╭──
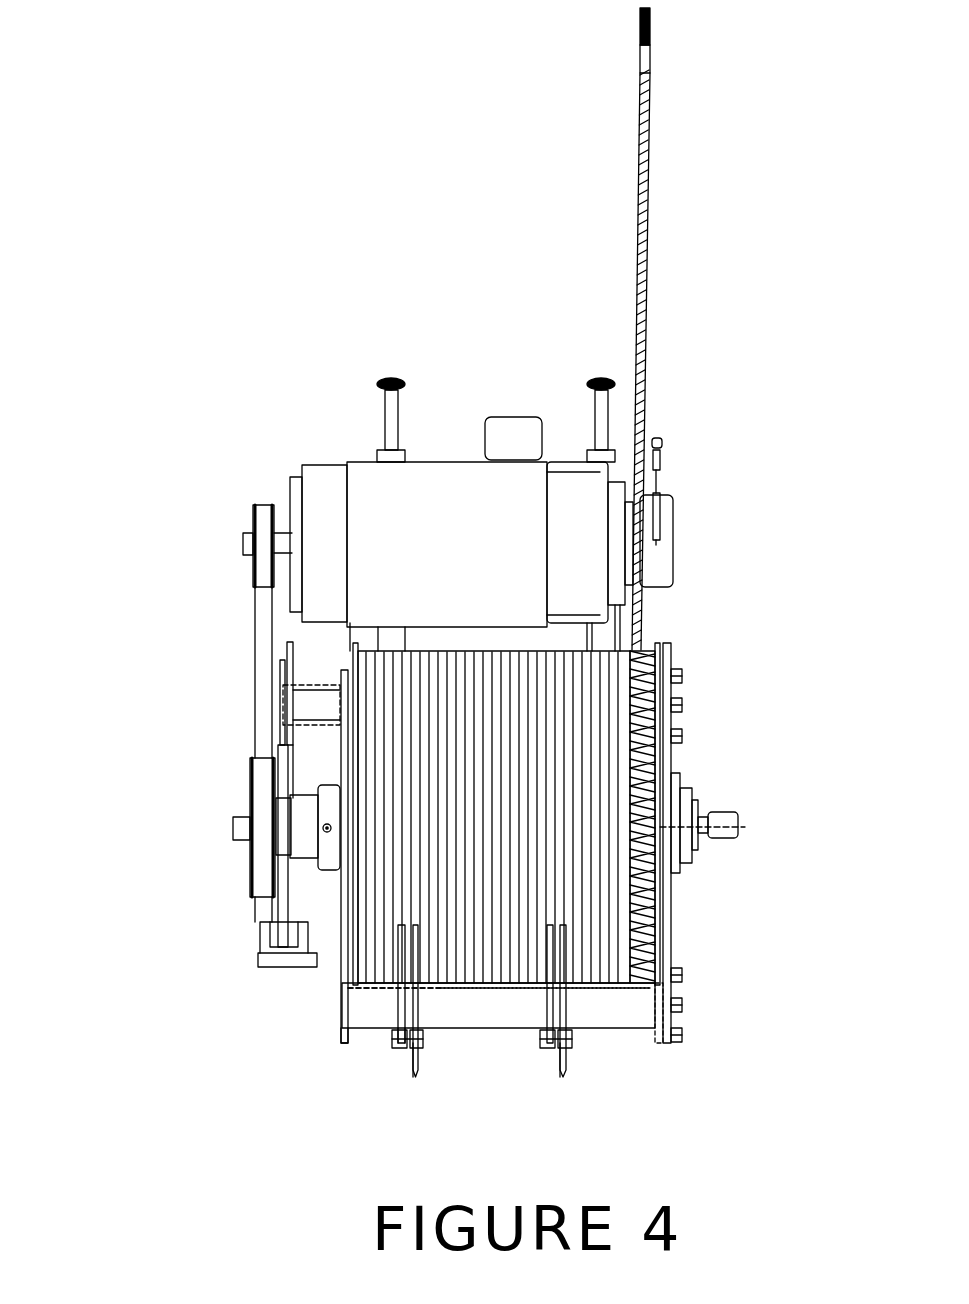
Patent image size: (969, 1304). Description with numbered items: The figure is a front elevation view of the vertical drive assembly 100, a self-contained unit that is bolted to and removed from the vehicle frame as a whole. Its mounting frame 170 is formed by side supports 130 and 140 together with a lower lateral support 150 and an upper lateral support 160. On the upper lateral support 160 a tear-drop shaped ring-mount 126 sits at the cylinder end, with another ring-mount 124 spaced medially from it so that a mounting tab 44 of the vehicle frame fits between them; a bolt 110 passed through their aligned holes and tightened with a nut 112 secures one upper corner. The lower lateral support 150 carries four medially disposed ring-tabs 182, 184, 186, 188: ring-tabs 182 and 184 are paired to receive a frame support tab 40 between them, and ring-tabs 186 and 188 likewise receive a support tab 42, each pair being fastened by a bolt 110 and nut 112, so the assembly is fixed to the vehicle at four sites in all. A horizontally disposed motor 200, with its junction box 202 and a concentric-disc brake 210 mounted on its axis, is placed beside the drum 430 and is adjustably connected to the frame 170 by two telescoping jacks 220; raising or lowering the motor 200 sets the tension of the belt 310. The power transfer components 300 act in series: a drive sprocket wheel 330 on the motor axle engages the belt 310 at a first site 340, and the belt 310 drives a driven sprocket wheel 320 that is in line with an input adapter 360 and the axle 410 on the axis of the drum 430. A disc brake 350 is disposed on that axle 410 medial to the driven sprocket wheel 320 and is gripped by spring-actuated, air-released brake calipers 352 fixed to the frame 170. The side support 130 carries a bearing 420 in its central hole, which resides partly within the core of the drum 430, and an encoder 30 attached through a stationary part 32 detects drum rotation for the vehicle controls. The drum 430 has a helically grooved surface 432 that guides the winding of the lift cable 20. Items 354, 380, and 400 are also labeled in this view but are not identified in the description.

The vertical drive assembly 100 is at (778, 298).
The lift cable 20 is at (646, 310).
The encoder 30 is at (738, 825).
The stationary part 32 is at (720, 850).
The support tab 40 is at (413, 1075).
The support tab 42 is at (567, 1075).
The mounting tab 44 is at (283, 688).
The bolt 110 is at (683, 676).
The nut 112 is at (417, 1050).
The ring-mount 124 is at (340, 772).
The ring-mount 126 is at (283, 692).
The side support 130 is at (672, 945).
The side support 140 is at (342, 1020).
The lower lateral support 150 is at (455, 1030).
The upper lateral support 160 is at (290, 660).
The vertical drive assembly mounting frame 170 is at (325, 678).
The ring-tab 182 is at (392, 1040).
The ring-tab 184 is at (425, 1000).
The ring-tab 186 is at (545, 1015).
The ring-tab 188 is at (578, 1000).
The motor 200 is at (362, 460).
The junction box 202 is at (476, 440).
The brake 210 is at (673, 522).
The motor adjustment jack 220 is at (595, 410).
The power transfer equipment 300 is at (193, 597).
The belt 310 is at (255, 900).
The driven sprocket wheel 320 is at (250, 868).
The drive sprocket wheel 330 is at (254, 512).
The first site 340 is at (243, 545).
The disc brake 350 is at (265, 930).
The brake calipers 352 is at (275, 950).
The bracket base plate 354 is at (262, 965).
The input adapter 360 is at (290, 805).
The brake assembly 380 is at (122, 752).
The cable wrap flange 400 is at (662, 658).
The axle 410 is at (233, 828).
The bearing 420 is at (692, 790).
The drum 430 is at (340, 922).
The helically grooved surface 432 is at (500, 898).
╰──
Aim of the task.
Show each line of the items above that contains the word "cylinder".

Expected answer.
Patent image size: (969, 1304). Description with numbered items: The figure is a front elevation view of the vertical drive assembly 100, a self-contained unit that is bolted to and removed from the vehicle frame as a whole. Its mounting frame 170 is formed by side supports 130 and 140 together with a lower lateral support 150 and an upper lateral support 160. On the upper lateral support 160 a tear-drop shaped ring-mount 126 sits at the cylinder end, with another ring-mount 124 spaced medially from it so that a mounting tab 44 of the vehicle frame fits between them; a bolt 110 passed through their aligned holes and tightened with a nut 112 secures one upper corner. The lower lateral support 150 carries four medially disposed ring-tabs 182, 184, 186, 188: ring-tabs 182 and 184 are paired to receive a frame support tab 40 between them, and ring-tabs 186 and 188 likewise receive a support tab 42, each pair being fastened by a bolt 110 and nut 112, so the assembly is fixed to the vehicle at four sites in all. A horizontally disposed motor 200, with its junction box 202 and a concentric-disc brake 210 mounted on its axis, is placed beside the drum 430 and is adjustably connected to the frame 170 by two telescoping jacks 220; raising or lowering the motor 200 sets the tension of the belt 310. The power transfer components 300 act in series: a drive sprocket wheel 330 on the motor axle engages the belt 310 at a first site 340, and the belt 310 drives a driven sprocket wheel 320 that is in line with an input adapter 360 and the axle 410 on the axis of the drum 430. A disc brake 350 is disposed on that axle 410 medial to the driven sprocket wheel 320 and is gripped by spring-actuated, air-released brake calipers 352 fixed to the frame 170. The side support 130 carries a bearing 420 in its central hole, which resides partly within the core of the drum 430, and an encoder 30 attached through a stationary part 32 detects drum rotation for the vehicle controls. The drum 430 has a helically grooved surface 432 that guides the winding of the lift cable 20. Items 354, 380, and 400 are also labeled in this view but are not identified in the description.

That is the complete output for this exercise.